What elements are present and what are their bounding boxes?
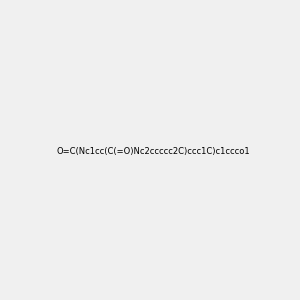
Text: O=C(Nc1cc(C(=O)Nc2ccccc2C)ccc1C)c1ccco1: O=C(Nc1cc(C(=O)Nc2ccccc2C)ccc1C)c1ccco1: [57, 147, 250, 156]
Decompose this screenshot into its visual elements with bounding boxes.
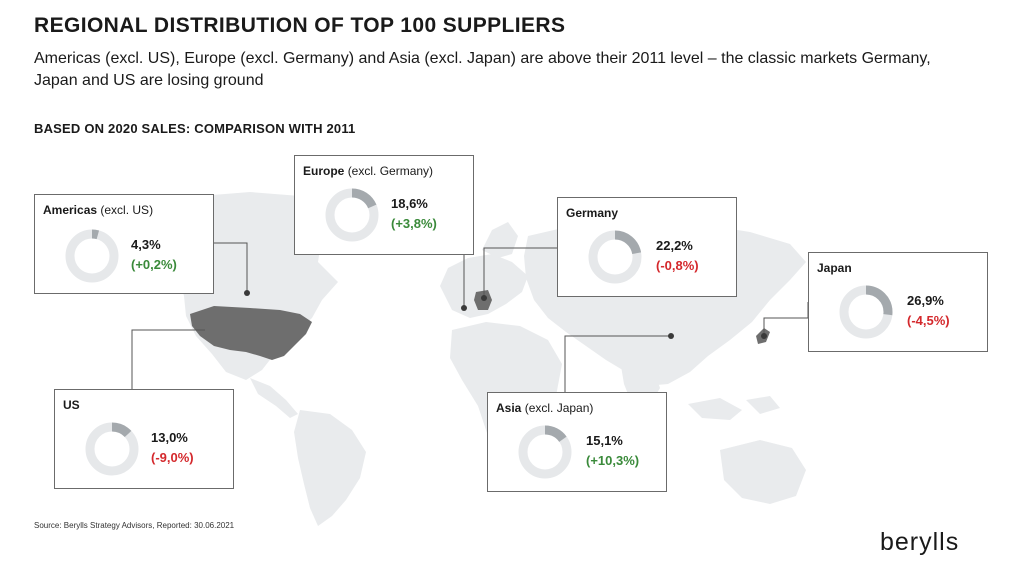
share-value: 22,2% — [656, 238, 693, 253]
share-value: 18,6% — [391, 196, 428, 211]
share-value: 13,0% — [151, 430, 188, 445]
donut-share-arc — [85, 422, 139, 476]
region-label: Japan — [817, 261, 852, 275]
share-value: 15,1% — [586, 433, 623, 448]
connector-dots — [244, 290, 767, 339]
section-label: BASED ON 2020 SALES: COMPARISON WITH 201… — [34, 121, 356, 136]
share-donut — [588, 230, 642, 284]
share-donut — [85, 422, 139, 476]
page-title: REGIONAL DISTRIBUTION OF TOP 100 SUPPLIE… — [34, 14, 566, 37]
share-donut — [518, 425, 572, 479]
change-value: (-0,8%) — [656, 258, 699, 273]
share-donut — [325, 188, 379, 242]
donut-share-arc — [588, 230, 642, 284]
region-box-japan: Japan 26,9% (-4,5%) — [808, 252, 988, 352]
region-label: Americas (excl. US) — [43, 203, 154, 217]
region-label: Europe (excl. Germany) — [303, 164, 434, 178]
donut-share-arc — [839, 285, 893, 339]
region-label: Asia (excl. Japan) — [496, 401, 594, 415]
region-box-germany: Germany 22,2% (-0,8%) — [557, 197, 737, 297]
source-note: Source: Berylls Strategy Advisors, Repor… — [34, 521, 235, 530]
page-subtitle: Americas (excl. US), Europe (excl. Germa… — [34, 50, 931, 89]
region-box-us: US 13,0% (-9,0%) — [54, 389, 234, 489]
change-value: (+0,2%) — [131, 257, 177, 272]
change-value: (-9,0%) — [151, 450, 194, 465]
donut-share-arc — [518, 425, 572, 479]
change-value: (+3,8%) — [391, 216, 437, 231]
share-value: 4,3% — [131, 237, 161, 252]
region-label: US — [63, 398, 80, 412]
donut-share-arc — [65, 229, 119, 283]
change-value: (-4,5%) — [907, 313, 950, 328]
connector-lines — [131, 242, 809, 392]
region-box-americas: Americas (excl. US) 4,3% (+0,2%) — [34, 194, 214, 294]
region-box-asia: Asia (excl. Japan) 15,1% (+10,3%) — [487, 392, 667, 492]
brand-logo: berylls — [880, 528, 960, 556]
change-value: (+10,3%) — [586, 453, 640, 468]
region-label: Germany — [566, 206, 619, 220]
share-donut — [839, 285, 893, 339]
share-donut — [65, 229, 119, 283]
donut-share-arc — [325, 188, 379, 242]
us-highlight — [190, 306, 312, 360]
region-box-europe: Europe (excl. Germany) 18,6% (+3,8%) — [294, 155, 474, 255]
share-value: 26,9% — [907, 293, 944, 308]
donut-track — [65, 229, 119, 283]
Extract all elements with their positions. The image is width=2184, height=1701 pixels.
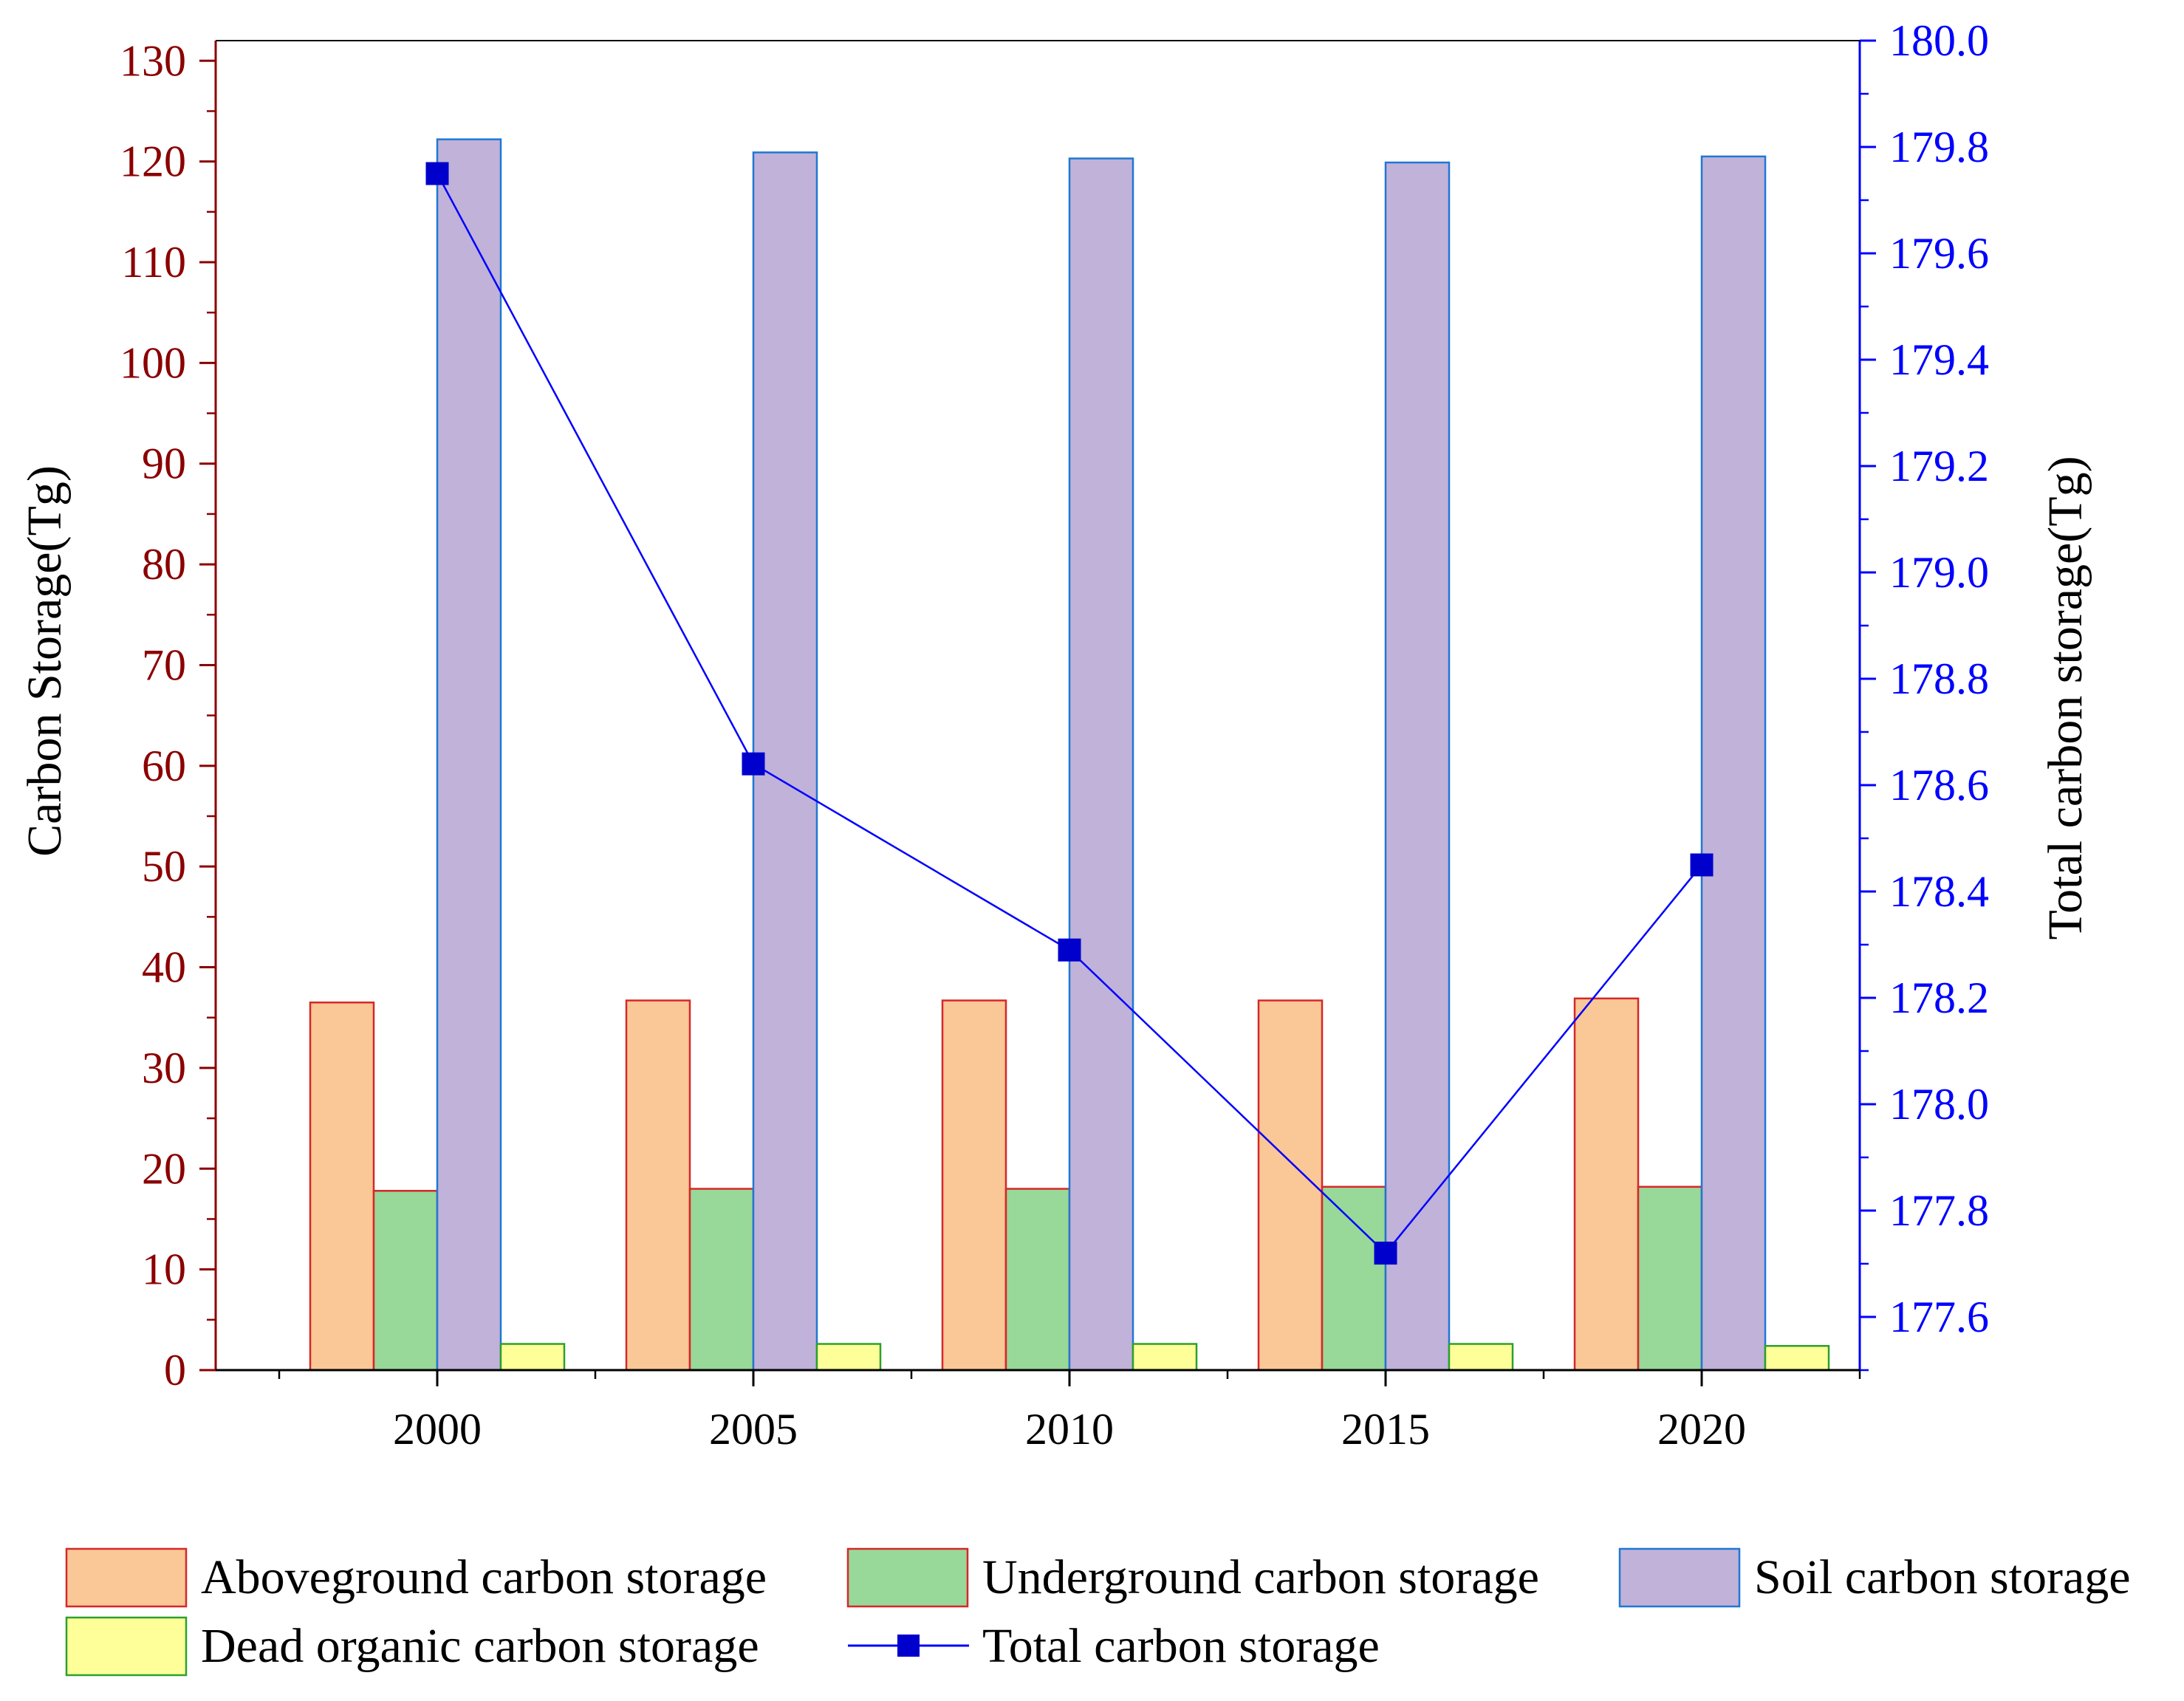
bar-aboveground-carbon-storage-2000: [309, 1002, 375, 1372]
y-tick-label-right-179.4: 179.4: [1889, 335, 1989, 384]
y-tick-label-right-177.8: 177.8: [1889, 1186, 1989, 1235]
legend-label-dead-organic-carbon-storage: Dead organic carbon storage: [201, 1619, 759, 1673]
bar-underground-carbon-storage-2005: [688, 1188, 755, 1372]
y-axis-title-left: Carbon Storage(Tg): [18, 465, 72, 857]
y-tick-label-right-178.4: 178.4: [1889, 867, 1989, 916]
bar-underground-carbon-storage-2015: [1321, 1185, 1387, 1372]
y-axis-title-right: Total carbon storage(Tg): [2038, 456, 2092, 940]
bar-aboveground-carbon-storage-2010: [941, 999, 1007, 1372]
y-tick-label-left-120: 120: [120, 137, 186, 186]
bar-underground-carbon-storage-2020: [1637, 1185, 1703, 1372]
total-point-2015: [1374, 1242, 1397, 1265]
bar-dead-organic-carbon-storage-2015: [1448, 1343, 1514, 1372]
y-tick-label-left-110: 110: [121, 238, 186, 287]
y-tick-label-right-178.2: 178.2: [1889, 973, 1989, 1022]
legend: Aboveground carbon storage Underground ca…: [65, 1547, 2131, 1677]
bars-group: [309, 138, 1830, 1372]
y-tick-label-left-40: 40: [142, 943, 186, 992]
x-tick-label-2020: 2020: [1657, 1405, 1746, 1454]
legend-swatch-underground-carbon-storage: [846, 1547, 969, 1608]
y-tick-label-left-130: 130: [120, 36, 186, 85]
bar-dead-organic-carbon-storage-2000: [499, 1343, 566, 1372]
x-tick-label-2005: 2005: [709, 1405, 798, 1454]
legend-label-underground-carbon-storage: Underground carbon storage: [982, 1550, 1539, 1604]
bar-aboveground-carbon-storage-2005: [625, 999, 691, 1372]
y-tick-label-left-50: 50: [142, 842, 186, 891]
total-point-2005: [742, 752, 765, 776]
y-tick-label-right-179.6: 179.6: [1889, 229, 1989, 278]
y-tick-label-left-20: 20: [142, 1144, 186, 1193]
bar-dead-organic-carbon-storage-2005: [815, 1343, 882, 1372]
y-tick-label-left-10: 10: [142, 1245, 186, 1294]
total-point-2000: [425, 162, 449, 185]
y-tick-label-left-90: 90: [142, 439, 186, 488]
total-point-2010: [1058, 938, 1081, 962]
x-tick-label-2000: 2000: [393, 1405, 482, 1454]
axes-group: 0 10 20 30 40 50 60 70 80 90 100 110 120 130 177.6 177.…: [120, 16, 1989, 1454]
legend-label-soil-carbon-storage: Soil carbon storage: [1754, 1550, 2131, 1604]
total-line-group: [425, 162, 1714, 1265]
total-point-2020: [1690, 853, 1714, 877]
bar-underground-carbon-storage-2010: [1004, 1188, 1071, 1372]
y-tick-label-left-60: 60: [142, 742, 186, 790]
y-tick-label-right-180.0: 180.0: [1889, 16, 1989, 65]
y-tick-label-left-70: 70: [142, 640, 186, 689]
bar-aboveground-carbon-storage-2020: [1573, 997, 1640, 1372]
legend-label-total-carbon-storage: Total carbon storage: [982, 1619, 1380, 1673]
x-tick-label-2015: 2015: [1341, 1405, 1430, 1454]
legend-marker-total: [897, 1635, 920, 1657]
y-tick-label-right-177.6: 177.6: [1889, 1293, 1989, 1341]
y-tick-label-right-178.6: 178.6: [1889, 761, 1989, 810]
bar-aboveground-carbon-storage-2015: [1257, 999, 1324, 1372]
bar-soil-carbon-storage-2000: [436, 138, 502, 1372]
x-tick-label-2010: 2010: [1025, 1405, 1114, 1454]
legend-swatch-dead-organic-carbon-storage: [65, 1616, 188, 1677]
y-tick-label-right-179.8: 179.8: [1889, 123, 1989, 171]
bar-soil-carbon-storage-2020: [1700, 155, 1767, 1372]
bar-dead-organic-carbon-storage-2020: [1764, 1345, 1830, 1372]
bar-soil-carbon-storage-2015: [1384, 161, 1451, 1372]
y-tick-label-left-30: 30: [142, 1044, 186, 1092]
y-tick-label-right-179.0: 179.0: [1889, 548, 1989, 597]
bar-underground-carbon-storage-2000: [372, 1190, 439, 1372]
bar-dead-organic-carbon-storage-2010: [1132, 1343, 1198, 1372]
y-tick-label-right-178.8: 178.8: [1889, 654, 1989, 703]
y-tick-label-right-179.2: 179.2: [1889, 442, 1989, 490]
y-tick-label-left-100: 100: [120, 338, 186, 387]
legend-swatch-aboveground-carbon-storage: [65, 1547, 188, 1608]
bar-soil-carbon-storage-2010: [1068, 157, 1134, 1372]
legend-swatch-soil-carbon-storage: [1618, 1547, 1741, 1608]
y-tick-label-left-80: 80: [142, 540, 186, 589]
y-tick-label-left-0: 0: [164, 1346, 186, 1394]
y-tick-label-right-178.0: 178.0: [1889, 1080, 1989, 1129]
legend-label-aboveground-carbon-storage: Aboveground carbon storage: [201, 1550, 767, 1604]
--
> Challenge
Can you restate the data starting at the line that contains "share-value: 22,2% — [656, 238, 693, 253]" and ending at the line that contains "connector-dots — [244, 290, 767, 339]", swapping "share-value" for "share-percent" and keeping everything else the same?

> Task response
share-percent: 22,2% — [656, 238, 693, 253]
share-percent: 18,6% — [391, 196, 428, 211]
share-percent: 13,0% — [151, 430, 188, 445]
donut-share-arc — [85, 422, 139, 476]
region-label: Japan — [817, 261, 852, 275]
share-percent: 15,1% — [586, 433, 623, 448]
connector-dots — [244, 290, 767, 339]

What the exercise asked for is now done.